§ **STATED TASK**:
Take every line from the listing below that includes "author" and copy it.
⁂
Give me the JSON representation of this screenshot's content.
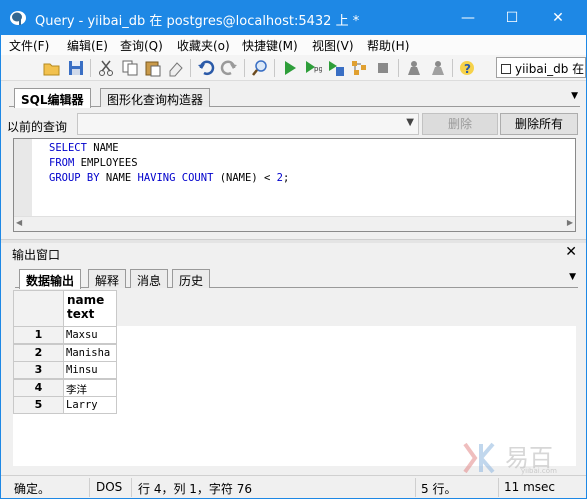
{
  "window": {
    "title": "Query - yiibai_db 在 postgres@localhost:5432 上 *",
    "minimize": "—",
    "maximize": "☐",
    "close": "✕"
  },
  "menu": [
    "文件(F)",
    "编辑(E)",
    "查询(Q)",
    "收藏夹(o)",
    "快捷键(M)",
    "视图(V)",
    "帮助(H)"
  ],
  "toolbar": {
    "icons": [
      "open-file-icon",
      "save-icon",
      "cut-icon",
      "copy-icon",
      "paste-icon",
      "clear-icon",
      "undo-icon",
      "redo-icon",
      "find-icon",
      "execute-icon",
      "execute-pgscript-icon",
      "execute-to-file-icon",
      "explain-icon",
      "stop-icon",
      "commit-icon",
      "rollback-icon",
      "help-icon"
    ],
    "db_label": "yiibai_db 在"
  },
  "query_tabs": [
    "SQL编辑器",
    "图形化查询构造器"
  ],
  "history": {
    "label": "以前的查询",
    "delete": "删除",
    "delete_all": "删除所有"
  },
  "editor": {
    "lines": [
      [
        {
          "t": "SELECT",
          "k": 1
        },
        {
          "t": " NAME",
          "k": 0
        }
      ],
      [
        {
          "t": "FROM",
          "k": 1
        },
        {
          "t": " EMPLOYEES",
          "k": 0
        }
      ],
      [
        {
          "t": "GROUP BY",
          "k": 1
        },
        {
          "t": " NAME ",
          "k": 0
        },
        {
          "t": "HAVING",
          "k": 1
        },
        {
          "t": " ",
          "k": 0
        },
        {
          "t": "COUNT",
          "k": 1
        },
        {
          "t": " (NAME) < ",
          "k": 0
        },
        {
          "t": "2",
          "k": 2
        },
        {
          "t": ";",
          "k": 0
        }
      ]
    ]
  },
  "output": {
    "title": "输出窗口",
    "close": "✕",
    "tabs": [
      "数据输出",
      "解释",
      "消息",
      "历史"
    ],
    "column": {
      "name": "name",
      "type": "text"
    },
    "rows": [
      {
        "n": "1",
        "v": "Maxsu"
      },
      {
        "n": "2",
        "v": "Manisha"
      },
      {
        "n": "3",
        "v": "Minsu"
      },
      {
        "n": "4",
        "v": "李洋"
      },
      {
        "n": "5",
        "v": "Larry"
      }
    ]
  },
  "status": {
    "ready": "确定。",
    "encoding": "DOS",
    "position": "行 4，列 1，字符 76",
    "rows": "5 行。",
    "time": "11 msec"
  },
  "watermark": {
    "text": "易百",
    "sub": "yiibai.com"
  },
  "colors": {
    "titlebar": "#1e88e5",
    "keyword": "#0000cc"
  }
}
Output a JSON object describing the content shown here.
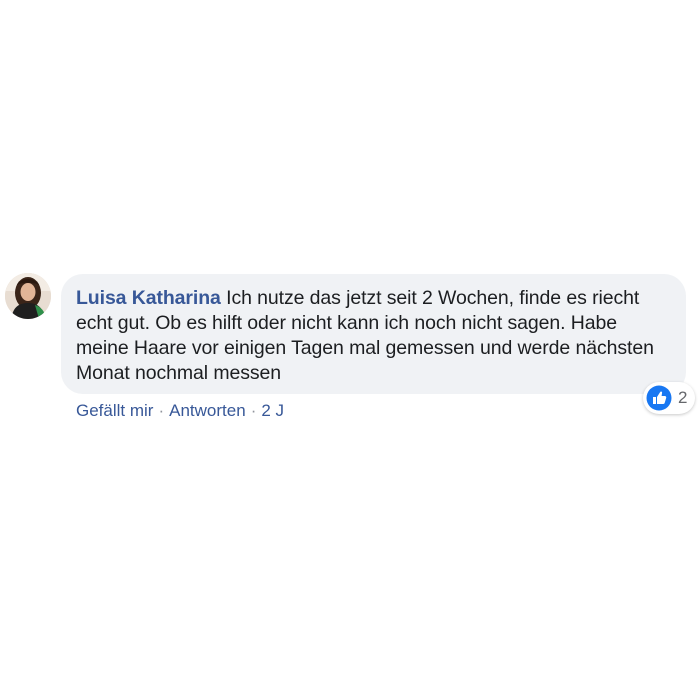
{
  "comment": {
    "author": "Luisa Katharina",
    "text": "Ich nutze das jetzt seit 2 Wochen, finde es riecht echt gut. Ob es hilft oder nicht kann ich noch nicht sagen. Habe meine Haare vor einigen Tagen mal gemessen und werde nächsten Monat nochmal messen",
    "reactions": {
      "icon": "thumbs-up-icon",
      "count": "2"
    },
    "actions": {
      "like_label": "Gefällt mir",
      "separator": "·",
      "reply_label": "Antworten",
      "timestamp": "2 J"
    }
  },
  "colors": {
    "author": "#385898",
    "bubble": "#f0f2f5",
    "text": "#1c1e21",
    "like_blue": "#1877f2",
    "muted": "#65676b"
  }
}
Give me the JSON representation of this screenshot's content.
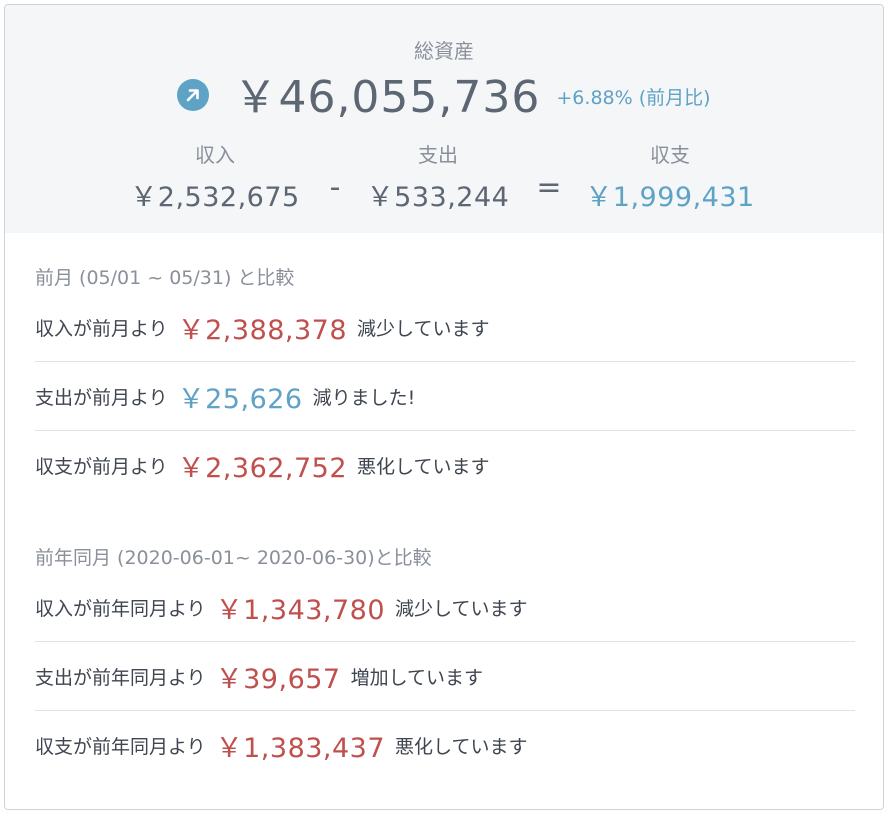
{
  "summary": {
    "total_label": "総資産",
    "trend_icon": "arrow-up-right-icon",
    "total_value": "￥46,055,736",
    "total_change": "+6.88% (前月比)",
    "income_label": "収入",
    "income_value": "￥2,532,675",
    "minus_op": "-",
    "expense_label": "支出",
    "expense_value": "￥533,244",
    "equals_op": "=",
    "balance_label": "収支",
    "balance_value": "￥1,999,431"
  },
  "prev_month": {
    "title": "前月 (05/01 ~ 05/31) と比較",
    "rows": [
      {
        "prefix": "収入が前月より",
        "amount": "￥2,388,378",
        "suffix": "減少しています",
        "tone": "bad"
      },
      {
        "prefix": "支出が前月より",
        "amount": "￥25,626",
        "suffix": "減りました!",
        "tone": "good"
      },
      {
        "prefix": "収支が前月より",
        "amount": "￥2,362,752",
        "suffix": "悪化しています",
        "tone": "bad"
      }
    ]
  },
  "prev_year": {
    "title": "前年同月 (2020-06-01~ 2020-06-30)と比較",
    "rows": [
      {
        "prefix": "収入が前年同月より",
        "amount": "￥1,343,780",
        "suffix": "減少しています",
        "tone": "bad"
      },
      {
        "prefix": "支出が前年同月より",
        "amount": "￥39,657",
        "suffix": "増加しています",
        "tone": "bad"
      },
      {
        "prefix": "収支が前年同月より",
        "amount": "￥1,383,437",
        "suffix": "悪化しています",
        "tone": "bad"
      }
    ]
  },
  "colors": {
    "positive": "#5ea2c6",
    "negative": "#c0504d",
    "text": "#3f4650",
    "muted": "#8a909a"
  }
}
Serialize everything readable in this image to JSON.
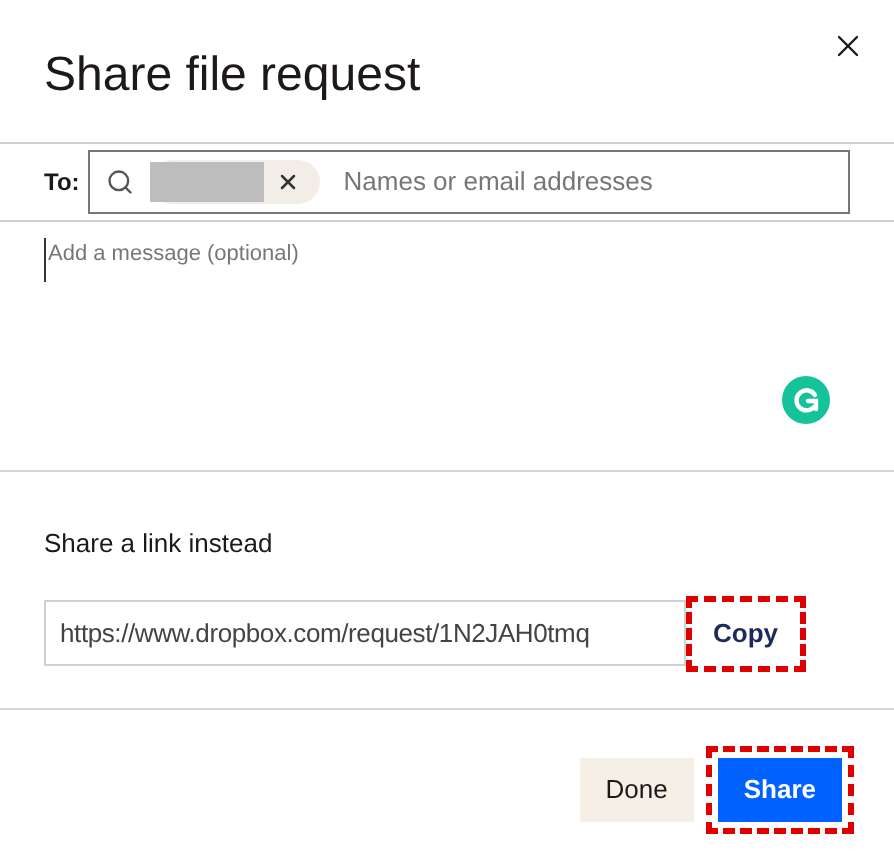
{
  "title": "Share file request",
  "to": {
    "label": "To:",
    "chip_redacted": true,
    "placeholder": "Names or email addresses"
  },
  "message": {
    "placeholder": "Add a message (optional)"
  },
  "link_section": {
    "heading": "Share a link instead",
    "url": "https://www.dropbox.com/request/1N2JAH0tmq",
    "copy": {
      "label": "Copy",
      "highlighted": true
    }
  },
  "buttons": [
    {
      "label": "Done",
      "kind": "secondary"
    },
    {
      "label": "Share",
      "kind": "primary",
      "highlighted": true
    }
  ]
}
⁂
§ **WORKED SOLUTION**:
    "author": "Luisa Katharina",
    "author": "#385898",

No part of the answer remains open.